TO BE DONE> Write the records out again exactly, leaving no images in.

[START OF MATERIAL SUPPLIED]

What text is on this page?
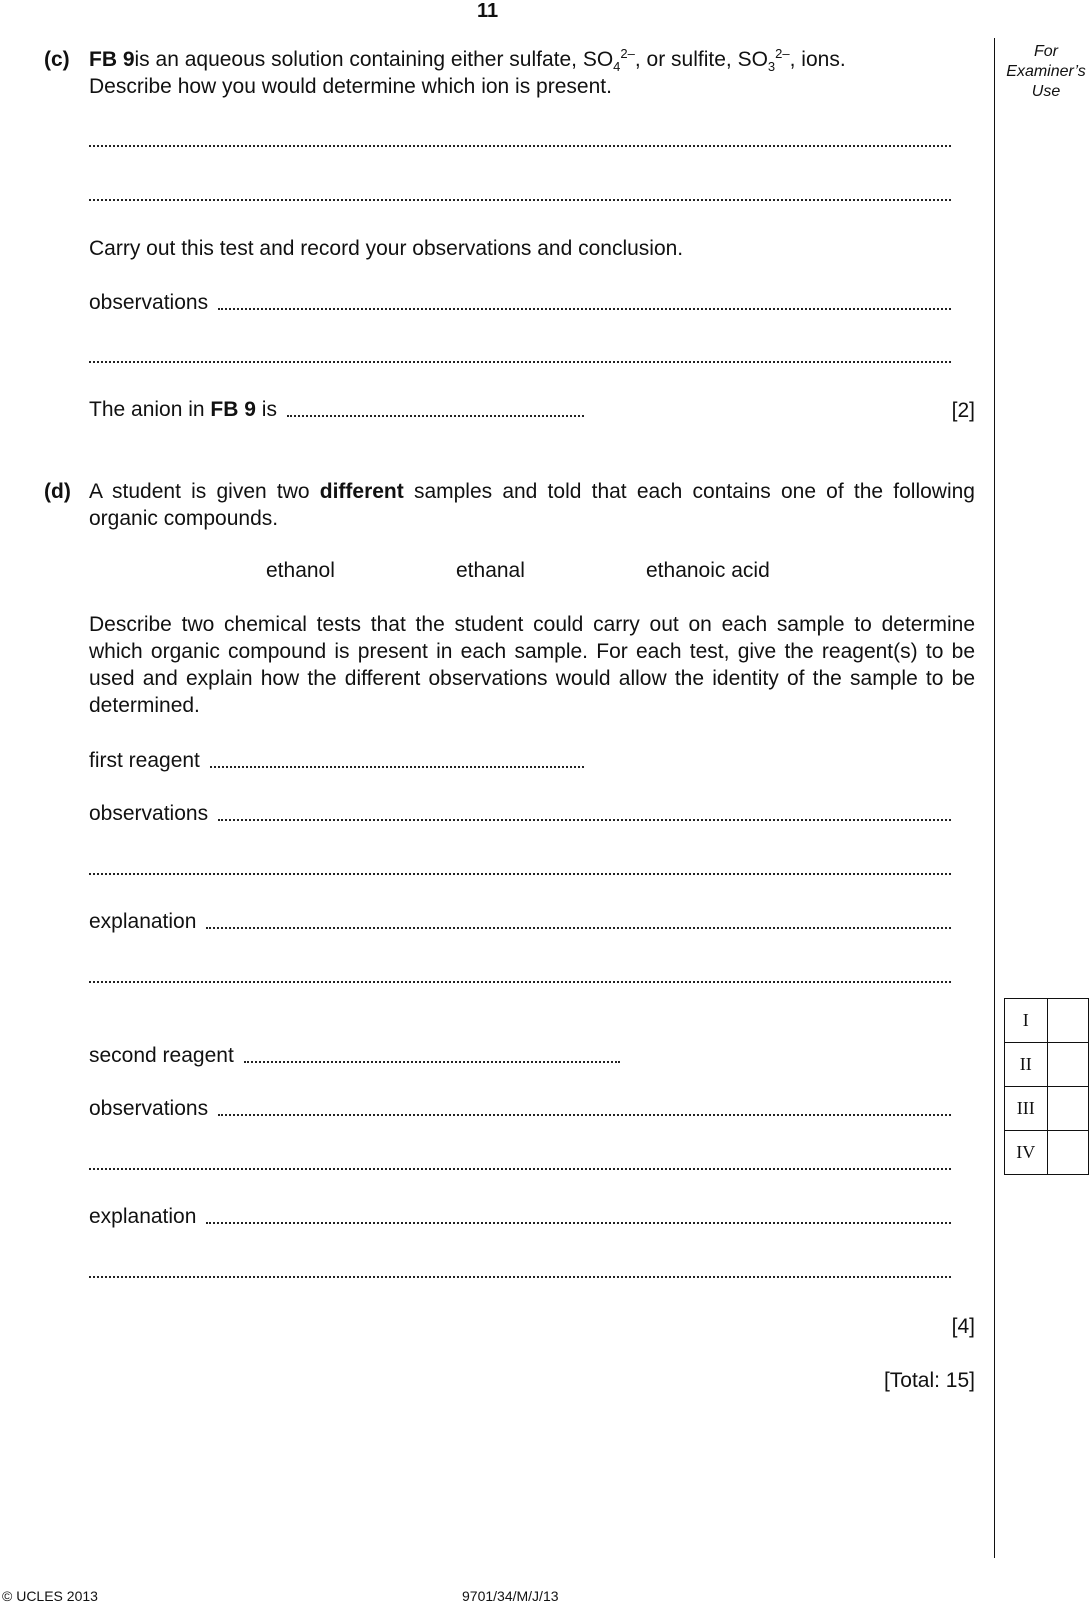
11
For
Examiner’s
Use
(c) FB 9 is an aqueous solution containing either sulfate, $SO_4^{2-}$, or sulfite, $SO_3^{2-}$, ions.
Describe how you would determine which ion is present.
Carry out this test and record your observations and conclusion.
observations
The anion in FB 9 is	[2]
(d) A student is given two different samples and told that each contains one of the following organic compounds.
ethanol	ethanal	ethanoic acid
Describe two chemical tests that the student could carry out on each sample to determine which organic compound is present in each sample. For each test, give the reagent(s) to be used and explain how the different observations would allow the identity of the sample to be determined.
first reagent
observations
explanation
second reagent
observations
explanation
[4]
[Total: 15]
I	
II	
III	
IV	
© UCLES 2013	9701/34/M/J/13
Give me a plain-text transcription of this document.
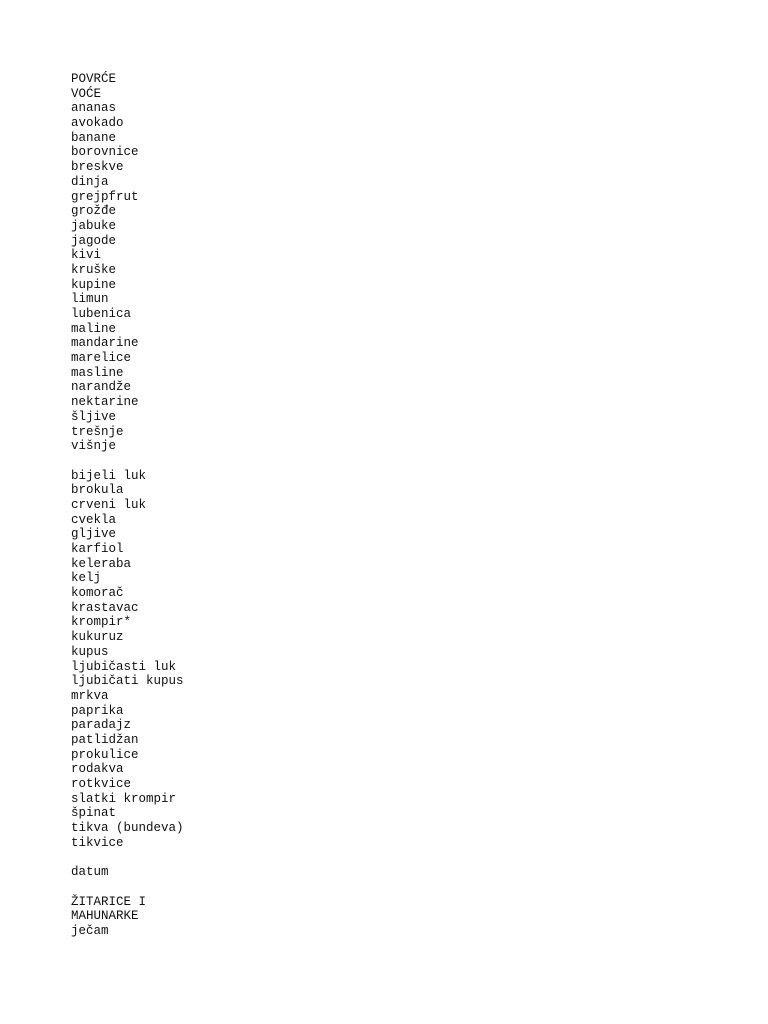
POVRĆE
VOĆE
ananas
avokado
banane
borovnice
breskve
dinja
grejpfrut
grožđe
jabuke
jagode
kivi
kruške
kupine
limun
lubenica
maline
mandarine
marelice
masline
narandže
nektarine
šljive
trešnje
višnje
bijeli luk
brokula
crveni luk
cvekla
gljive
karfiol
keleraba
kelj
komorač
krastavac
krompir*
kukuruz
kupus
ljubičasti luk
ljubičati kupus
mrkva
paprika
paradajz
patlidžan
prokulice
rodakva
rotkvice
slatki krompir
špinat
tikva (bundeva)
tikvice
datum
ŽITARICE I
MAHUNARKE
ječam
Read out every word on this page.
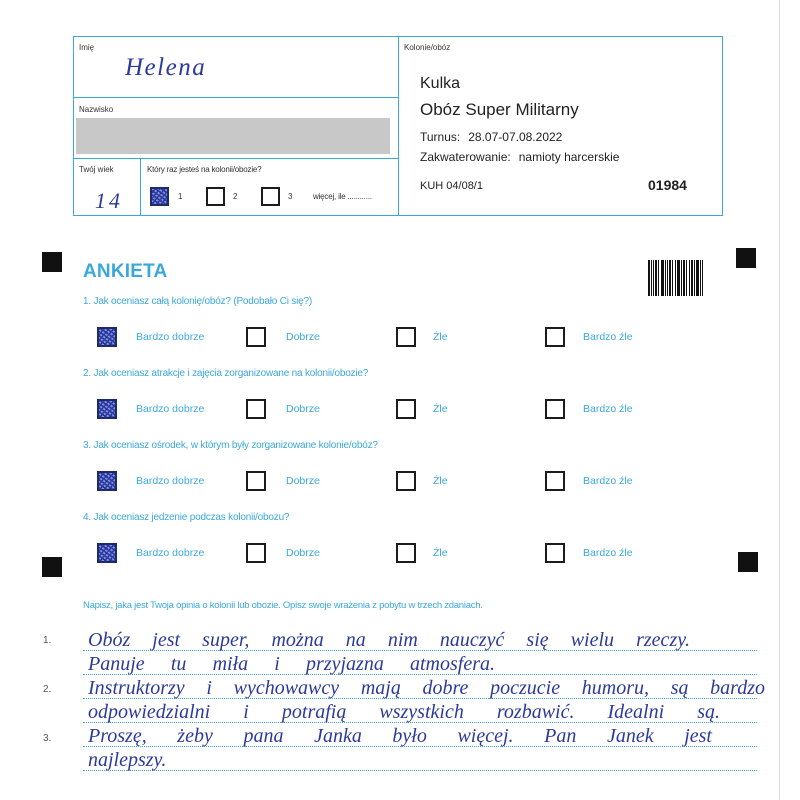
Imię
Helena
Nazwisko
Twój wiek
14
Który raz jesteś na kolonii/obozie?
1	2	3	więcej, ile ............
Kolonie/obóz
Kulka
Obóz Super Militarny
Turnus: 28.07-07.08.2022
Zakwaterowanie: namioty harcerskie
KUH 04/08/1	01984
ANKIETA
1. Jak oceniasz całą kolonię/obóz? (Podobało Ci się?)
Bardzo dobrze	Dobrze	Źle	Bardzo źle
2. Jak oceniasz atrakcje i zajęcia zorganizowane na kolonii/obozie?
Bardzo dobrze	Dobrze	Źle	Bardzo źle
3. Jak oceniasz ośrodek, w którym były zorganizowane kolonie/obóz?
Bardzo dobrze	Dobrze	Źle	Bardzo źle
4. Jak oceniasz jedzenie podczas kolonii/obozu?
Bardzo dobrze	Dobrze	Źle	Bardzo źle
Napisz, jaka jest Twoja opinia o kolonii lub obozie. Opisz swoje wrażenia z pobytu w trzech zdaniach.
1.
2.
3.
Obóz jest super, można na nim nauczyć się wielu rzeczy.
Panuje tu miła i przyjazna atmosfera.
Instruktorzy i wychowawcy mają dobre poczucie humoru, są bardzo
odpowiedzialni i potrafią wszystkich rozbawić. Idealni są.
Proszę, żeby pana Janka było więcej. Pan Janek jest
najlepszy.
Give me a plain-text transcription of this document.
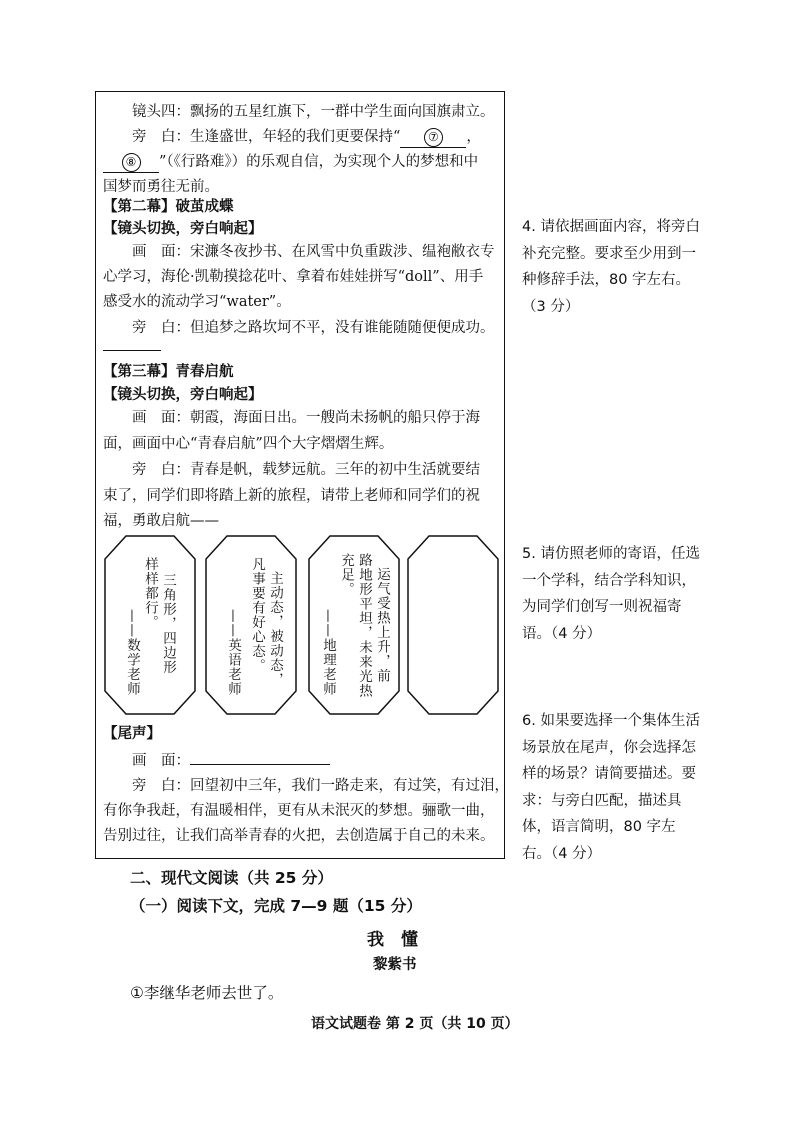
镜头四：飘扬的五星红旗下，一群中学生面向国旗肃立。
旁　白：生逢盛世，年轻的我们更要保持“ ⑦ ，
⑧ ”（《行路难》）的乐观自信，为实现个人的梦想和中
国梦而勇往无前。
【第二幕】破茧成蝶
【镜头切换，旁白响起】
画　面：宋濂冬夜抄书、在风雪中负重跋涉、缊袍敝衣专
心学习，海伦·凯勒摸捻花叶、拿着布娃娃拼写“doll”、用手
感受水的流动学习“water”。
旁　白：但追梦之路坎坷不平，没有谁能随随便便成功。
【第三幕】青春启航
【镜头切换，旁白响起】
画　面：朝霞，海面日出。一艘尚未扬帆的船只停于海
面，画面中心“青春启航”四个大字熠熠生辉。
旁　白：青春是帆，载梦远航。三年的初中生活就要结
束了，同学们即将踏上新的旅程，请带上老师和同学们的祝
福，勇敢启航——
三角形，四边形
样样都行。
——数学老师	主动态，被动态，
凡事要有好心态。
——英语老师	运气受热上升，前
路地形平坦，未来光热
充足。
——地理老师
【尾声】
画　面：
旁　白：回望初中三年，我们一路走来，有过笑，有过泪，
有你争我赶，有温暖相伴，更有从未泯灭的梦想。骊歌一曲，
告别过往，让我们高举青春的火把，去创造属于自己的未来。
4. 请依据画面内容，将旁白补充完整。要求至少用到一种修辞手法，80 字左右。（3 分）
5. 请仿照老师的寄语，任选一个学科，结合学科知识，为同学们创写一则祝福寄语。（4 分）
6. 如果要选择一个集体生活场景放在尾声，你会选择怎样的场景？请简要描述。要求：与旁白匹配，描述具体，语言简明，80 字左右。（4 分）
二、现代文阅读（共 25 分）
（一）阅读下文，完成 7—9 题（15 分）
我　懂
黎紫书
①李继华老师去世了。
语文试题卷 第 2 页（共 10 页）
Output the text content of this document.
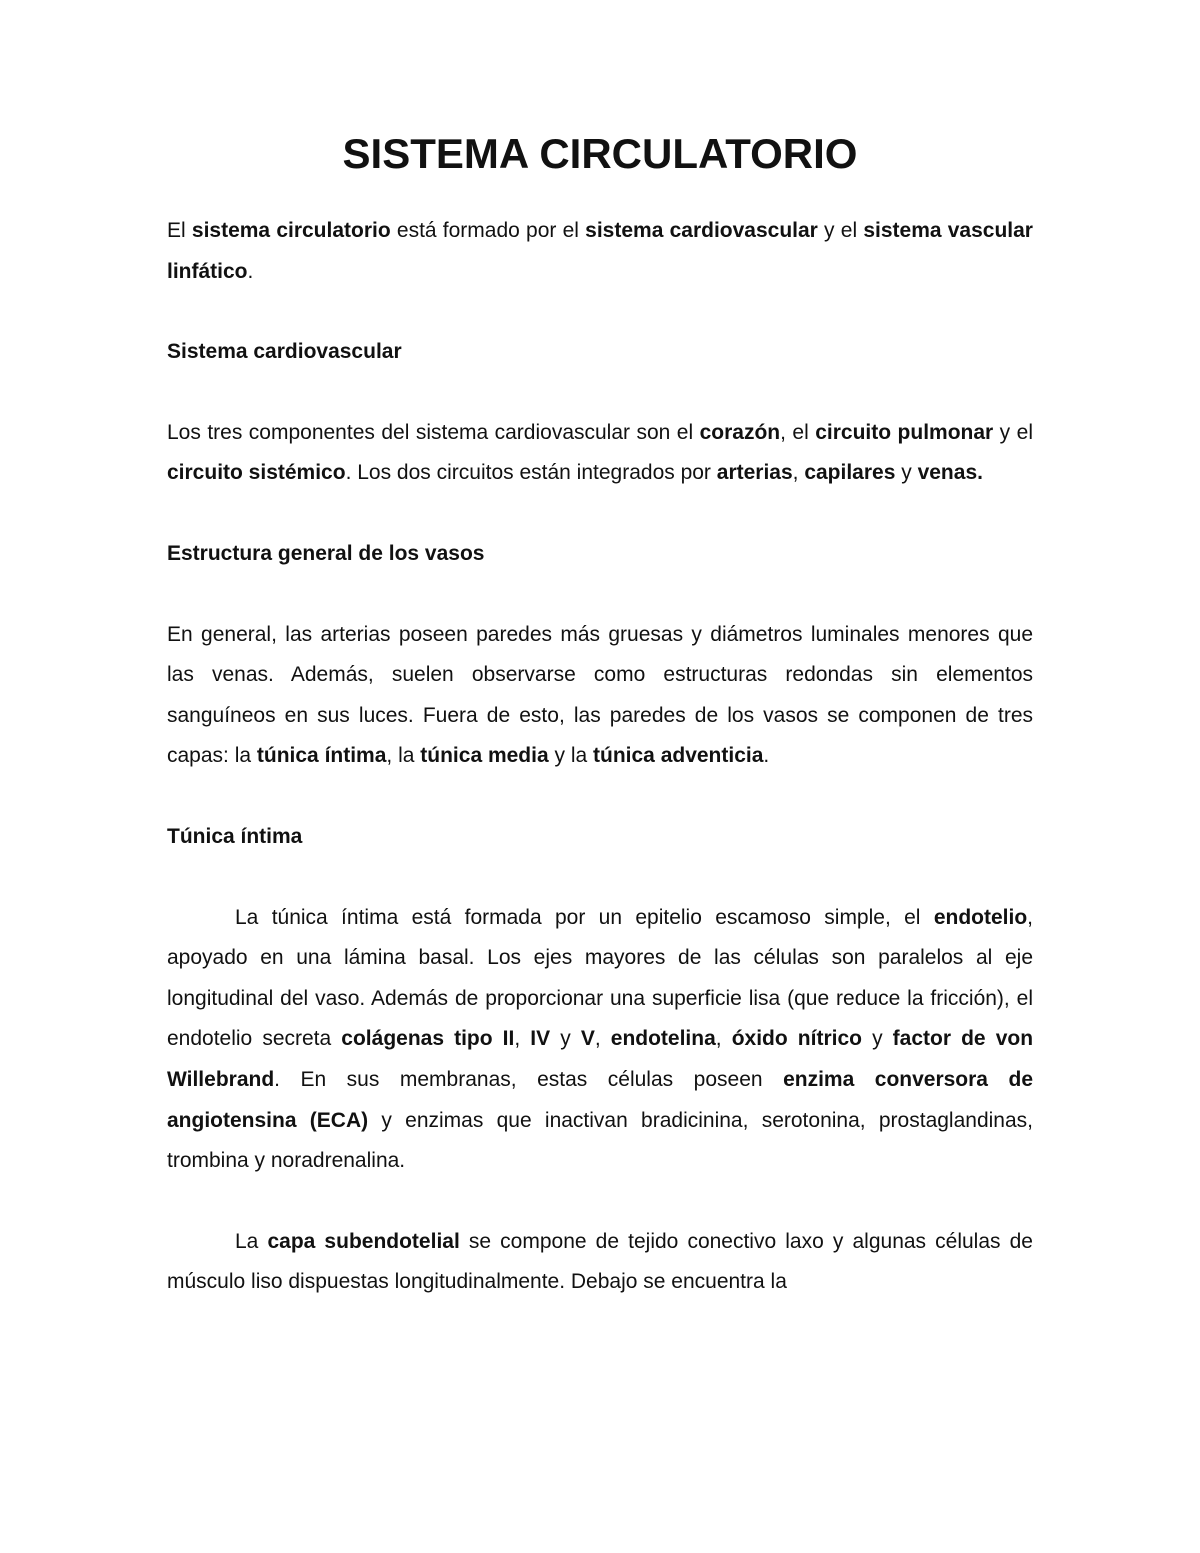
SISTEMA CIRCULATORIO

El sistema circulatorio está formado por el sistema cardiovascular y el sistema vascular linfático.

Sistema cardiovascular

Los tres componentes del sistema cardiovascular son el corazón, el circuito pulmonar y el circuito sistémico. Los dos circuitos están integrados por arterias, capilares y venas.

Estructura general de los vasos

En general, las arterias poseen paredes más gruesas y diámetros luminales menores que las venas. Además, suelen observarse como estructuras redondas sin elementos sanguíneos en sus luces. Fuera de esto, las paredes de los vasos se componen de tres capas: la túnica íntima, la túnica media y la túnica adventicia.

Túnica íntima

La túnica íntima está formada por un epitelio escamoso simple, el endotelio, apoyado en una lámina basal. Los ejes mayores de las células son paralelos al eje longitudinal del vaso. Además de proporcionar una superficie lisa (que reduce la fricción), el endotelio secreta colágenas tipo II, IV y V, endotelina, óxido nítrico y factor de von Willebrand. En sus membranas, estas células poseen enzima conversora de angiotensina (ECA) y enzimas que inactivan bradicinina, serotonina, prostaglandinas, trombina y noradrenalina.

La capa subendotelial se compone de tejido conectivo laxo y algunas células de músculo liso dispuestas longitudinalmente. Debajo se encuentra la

[END OF MATERIAL SUPPLIED]

SOLVED PROBLEM>
What text is on this page?
11
For
Examiner’s
Use
(c) FB 9 is an aqueous solution containing either sulfate, $SO_4^{2-}$, or sulfite, $SO_3^{2-}$, ions.
Describe how you would determine which ion is present.
Carry out this test and record your observations and conclusion.
observations
The anion in FB 9 is	[2]
(d) A student is given two different samples and told that each contains one of the following organic compounds.
ethanol	ethanal	ethanoic acid
Describe two chemical tests that the student could carry out on each sample to determine which organic compound is present in each sample. For each test, give the reagent(s) to be used and explain how the different observations would allow the identity of the sample to be determined.
first reagent
observations
explanation
second reagent
observations
explanation
[4]
[Total: 15]
I	
II	
III	
IV	
© UCLES 2013	9701/34/M/J/13
Give me a plain-text transcription of this document.
POVRĆE
VOĆE
ananas
avokado
banane
borovnice
breskve
dinja
grejpfrut
grožđe
jabuke
jagode
kivi
kruške
kupine
limun
lubenica
maline
mandarine
marelice
masline
narandže
nektarine
šljive
trešnje
višnje
bijeli luk
brokula
crveni luk
cvekla
gljive
karfiol
keleraba
kelj
komorač
krastavac
krompir*
kukuruz
kupus
ljubičasti luk
ljubičati kupus
mrkva
paprika
paradajz
patlidžan
prokulice
rodakva
rotkvice
slatki krompir
špinat
tikva (bundeva)
tikvice
datum
ŽITARICE I
MAHUNARKE
ječam
Read out every word on this page.
Imię
Helena
Nazwisko
Twój wiek
14
Który raz jesteś na kolonii/obozie?
1	2	3	więcej, ile ............
Kolonie/obóz
Kulka
Obóz Super Militarny
Turnus: 28.07-07.08.2022
Zakwaterowanie: namioty harcerskie
KUH 04/08/1	01984
ANKIETA
1. Jak oceniasz całą kolonię/obóz? (Podobało Ci się?)
Bardzo dobrze	Dobrze	Źle	Bardzo źle
2. Jak oceniasz atrakcje i zajęcia zorganizowane na kolonii/obozie?
Bardzo dobrze	Dobrze	Źle	Bardzo źle
3. Jak oceniasz ośrodek, w którym były zorganizowane kolonie/obóz?
Bardzo dobrze	Dobrze	Źle	Bardzo źle
4. Jak oceniasz jedzenie podczas kolonii/obozu?
Bardzo dobrze	Dobrze	Źle	Bardzo źle
Napisz, jaka jest Twoja opinia o kolonii lub obozie. Opisz swoje wrażenia z pobytu w trzech zdaniach.
1.
2.
3.
Obóz jest super, można na nim nauczyć się wielu rzeczy.
Panuje tu miła i przyjazna atmosfera.
Instruktorzy i wychowawcy mają dobre poczucie humoru, są bardzo
odpowiedzialni i potrafią wszystkich rozbawić. Idealni są.
Proszę, żeby pana Janka było więcej. Pan Janek jest
najlepszy.
Give me a plain-text transcription of this document.
镜头四：飘扬的五星红旗下，一群中学生面向国旗肃立。
旁　白：生逢盛世，年轻的我们更要保持“ ⑦ ，
⑧ ”（《行路难》）的乐观自信，为实现个人的梦想和中
国梦而勇往无前。
【第二幕】破茧成蝶
【镜头切换，旁白响起】
画　面：宋濂冬夜抄书、在风雪中负重跋涉、缊袍敝衣专
心学习，海伦·凯勒摸捻花叶、拿着布娃娃拼写“doll”、用手
感受水的流动学习“water”。
旁　白：但追梦之路坎坷不平，没有谁能随随便便成功。
【第三幕】青春启航
【镜头切换，旁白响起】
画　面：朝霞，海面日出。一艘尚未扬帆的船只停于海
面，画面中心“青春启航”四个大字熠熠生辉。
旁　白：青春是帆，载梦远航。三年的初中生活就要结
束了，同学们即将踏上新的旅程，请带上老师和同学们的祝
福，勇敢启航——
三角形，四边形
样样都行。
——数学老师	主动态，被动态，
凡事要有好心态。
——英语老师	运气受热上升，前
路地形平坦，未来光热
充足。
——地理老师
【尾声】
画　面：
旁　白：回望初中三年，我们一路走来，有过笑，有过泪，
有你争我赶，有温暖相伴，更有从未泯灭的梦想。骊歌一曲，
告别过往，让我们高举青春的火把，去创造属于自己的未来。
4. 请依据画面内容，将旁白补充完整。要求至少用到一种修辞手法，80 字左右。（3 分）
5. 请仿照老师的寄语，任选一个学科，结合学科知识，为同学们创写一则祝福寄语。（4 分）
6. 如果要选择一个集体生活场景放在尾声，你会选择怎样的场景？请简要描述。要求：与旁白匹配，描述具体，语言简明，80 字左右。（4 分）
二、现代文阅读（共 25 分）
（一）阅读下文，完成 7—9 题（15 分）
我　懂
黎紫书
①李继华老师去世了。
语文试题卷 第 2 页（共 10 页）
Output the text content of this document.
SISTEMA CIRCULATORIO

El sistema circulatorio está formado por el sistema cardiovascular y el sistema vascular linfático.

Sistema cardiovascular

Los tres componentes del sistema cardiovascular son el corazón, el circuito pulmonar y el circuito sistémico. Los dos circuitos están integrados por arterias, capilares y venas.

Estructura general de los vasos

En general, las arterias poseen paredes más gruesas y diámetros luminales menores que las venas. Además, suelen observarse como estructuras redondas sin elementos sanguíneos en sus luces. Fuera de esto, las paredes de los vasos se componen de tres capas: la túnica íntima, la túnica media y la túnica adventicia.

Túnica íntima

La túnica íntima está formada por un epitelio escamoso simple, el endotelio, apoyado en una lámina basal. Los ejes mayores de las células son paralelos al eje longitudinal del vaso. Además de proporcionar una superficie lisa (que reduce la fricción), el endotelio secreta colágenas tipo II, IV y V, endotelina, óxido nítrico y factor de von Willebrand. En sus membranas, estas células poseen enzima conversora de angiotensina (ECA) y enzimas que inactivan bradicinina, serotonina, prostaglandinas, trombina y noradrenalina.

La capa subendotelial se compone de tejido conectivo laxo y algunas células de músculo liso dispuestas longitudinalmente. Debajo se encuentra la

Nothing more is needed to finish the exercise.